Recorded information:
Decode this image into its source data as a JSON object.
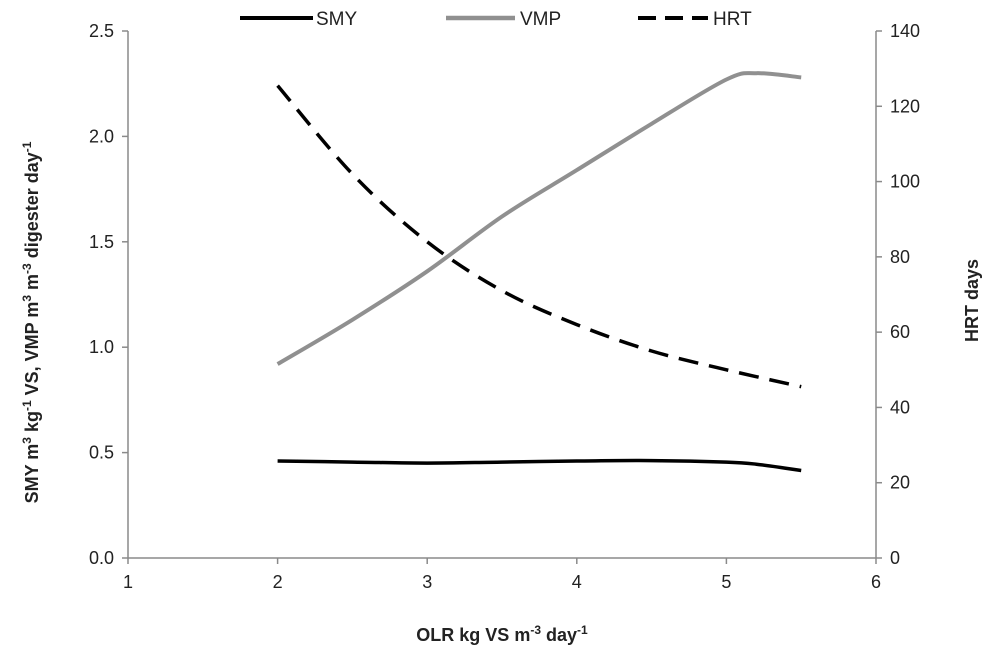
{
  "chart_data": {
    "type": "line",
    "x_axis": {
      "title_main": "OLR kg VS m",
      "title_sup1": "-3",
      "title_mid": " day",
      "title_sup2": "-1",
      "min": 1,
      "max": 6,
      "ticks": [
        1,
        2,
        3,
        4,
        5,
        6
      ]
    },
    "y_axis_left": {
      "title_parts": [
        {
          "t": "SMY m",
          "sup": false
        },
        {
          "t": "3",
          "sup": true
        },
        {
          "t": " kg",
          "sup": false
        },
        {
          "t": "-1",
          "sup": true
        },
        {
          "t": " VS, VMP m",
          "sup": false
        },
        {
          "t": "3",
          "sup": true
        },
        {
          "t": " m",
          "sup": false
        },
        {
          "t": "-3",
          "sup": true
        },
        {
          "t": " digester day",
          "sup": false
        },
        {
          "t": "-1",
          "sup": true
        }
      ],
      "min": 0,
      "max": 2.5,
      "ticks": [
        "0.0",
        "0.5",
        "1.0",
        "1.5",
        "2.0",
        "2.5"
      ]
    },
    "y_axis_right": {
      "title": "HRT days",
      "min": 0,
      "max": 140,
      "ticks": [
        0,
        20,
        40,
        60,
        80,
        100,
        120,
        140
      ]
    },
    "legend_position": "top-center",
    "series": [
      {
        "name": "SMY",
        "axis": "left",
        "color": "#000000",
        "dash": "solid",
        "x": [
          2.0,
          2.5,
          3.0,
          3.5,
          4.0,
          4.5,
          5.0,
          5.2,
          5.5
        ],
        "y": [
          0.46,
          0.455,
          0.45,
          0.455,
          0.46,
          0.462,
          0.455,
          0.445,
          0.415
        ]
      },
      {
        "name": "VMP",
        "axis": "left",
        "color": "#909090",
        "dash": "solid",
        "x": [
          2.0,
          2.5,
          3.0,
          3.5,
          4.0,
          4.5,
          5.0,
          5.2,
          5.5
        ],
        "y": [
          0.92,
          1.13,
          1.36,
          1.62,
          1.84,
          2.06,
          2.27,
          2.3,
          2.28
        ]
      },
      {
        "name": "HRT",
        "axis": "right",
        "color": "#000000",
        "dash": "dashed",
        "x": [
          2.0,
          2.5,
          3.0,
          3.5,
          4.0,
          4.5,
          5.0,
          5.5
        ],
        "y": [
          125.5,
          102,
          84,
          71,
          62,
          55,
          50,
          45.5
        ]
      }
    ]
  }
}
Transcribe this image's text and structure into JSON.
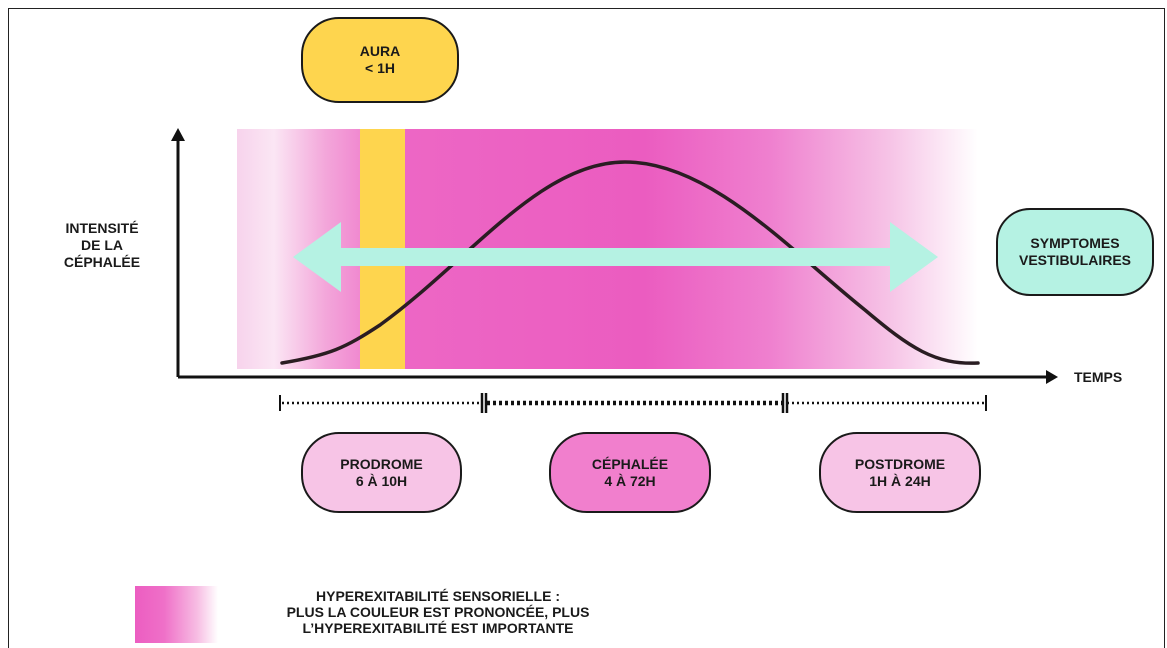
{
  "phases": {
    "aura": {
      "line1": "AURA",
      "line2": "< 1H"
    },
    "prodrome": {
      "line1": "PRODROME",
      "line2": "6 À 10H"
    },
    "cephalee": {
      "line1": "CÉPHALÉE",
      "line2": "4 À 72H"
    },
    "postdrome": {
      "line1": "POSTDROME",
      "line2": "1H À 24H"
    }
  },
  "vestibular": {
    "line1": "SYMPTOMES",
    "line2": "VESTIBULAIRES"
  },
  "axes": {
    "y_label": {
      "line1": "INTENSITÉ",
      "line2": "DE LA",
      "line3": "CÉPHALÉE"
    },
    "x_label": "TEMPS"
  },
  "legend": {
    "line1": "HYPEREXITABILITÉ SENSORIELLE :",
    "line2": "PLUS LA COULEUR EST PRONONCÉE, PLUS",
    "line3": "L’HYPEREXITABILITÉ EST IMPORTANTE"
  },
  "colors": {
    "aura_yellow": "#fed54e",
    "hyperexcitability_pink": "#ec5dc1",
    "light_pink": "#f7c4e6",
    "vestibular_mint": "#b5f2e3",
    "curve": "#2a1d22"
  }
}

What is required: Return every line above that contains the word "this".

Reply:
Decode this image into its source data as a JSON object.
Transcribe this image's text and structure into JSON.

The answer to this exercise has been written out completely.